▶ _What to do_:
Transcribe the listing verbatim. Do not carry over any pictures.

▶ _Records supplied_:
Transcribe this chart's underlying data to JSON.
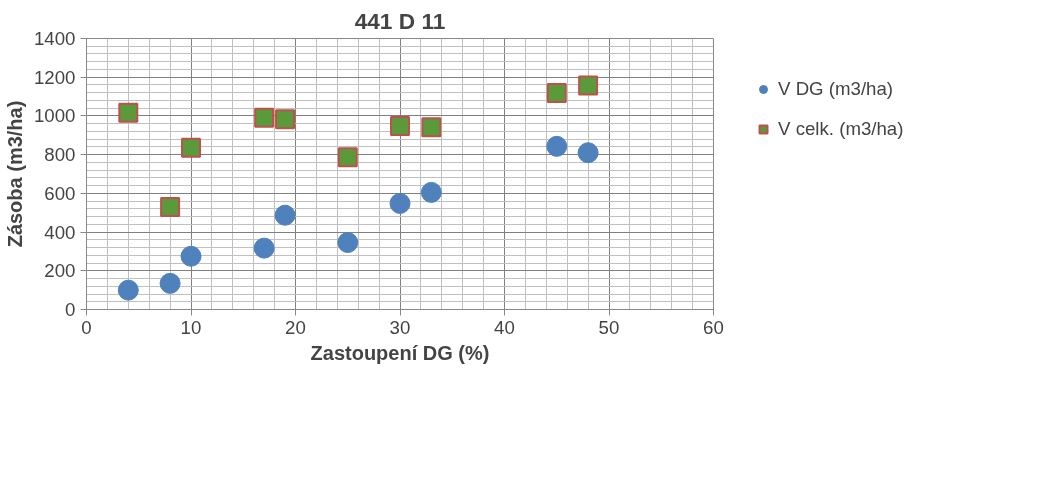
{
  "chart_data": {
    "type": "scatter",
    "title": "441 D 11",
    "xlabel": "Zastoupení DG (%)",
    "ylabel": "Zásoba (m3/ha)",
    "x": [
      4,
      8,
      10,
      17,
      19,
      25,
      30,
      33,
      45,
      48
    ],
    "series": [
      {
        "name": "V DG (m3/ha)",
        "color": "#4f81bd",
        "marker": "circle",
        "values": [
          100,
          135,
          275,
          317,
          487,
          346,
          548,
          605,
          843,
          810
        ]
      },
      {
        "name": "V celk. (m3/ha)",
        "color": "#5a9a3a",
        "marker": "square",
        "values": [
          1016,
          529,
          835,
          990,
          983,
          786,
          948,
          941,
          1118,
          1157
        ]
      }
    ],
    "xlim": [
      0,
      60
    ],
    "xticks": [
      0,
      10,
      20,
      30,
      40,
      50,
      60
    ],
    "ylim": [
      0,
      1400
    ],
    "yticks": [
      0,
      200,
      400,
      600,
      800,
      1000,
      1200,
      1400
    ],
    "grid": true,
    "legend": "right"
  }
}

▶ _Solution below_:
Transcribe this chart's underlying data to JSON.
{
  "chart_data": {
    "type": "scatter",
    "title": "441 D 11",
    "xlabel": "Zastoupení DG (%)",
    "ylabel": "Zásoba (m3/ha)",
    "x": [
      4,
      8,
      10,
      17,
      19,
      25,
      30,
      33,
      45,
      48
    ],
    "series": [
      {
        "name": "V DG (m3/ha)",
        "color": "#4f81bd",
        "marker": "circle",
        "values": [
          100,
          135,
          275,
          317,
          487,
          346,
          548,
          605,
          843,
          810
        ]
      },
      {
        "name": "V celk. (m3/ha)",
        "color": "#5a9a3a",
        "marker": "square",
        "values": [
          1016,
          529,
          835,
          990,
          983,
          786,
          948,
          941,
          1118,
          1157
        ]
      }
    ],
    "xlim": [
      0,
      60
    ],
    "xticks": [
      0,
      10,
      20,
      30,
      40,
      50,
      60
    ],
    "ylim": [
      0,
      1400
    ],
    "yticks": [
      0,
      200,
      400,
      600,
      800,
      1000,
      1200,
      1400
    ],
    "grid": true,
    "legend": "right"
  }
}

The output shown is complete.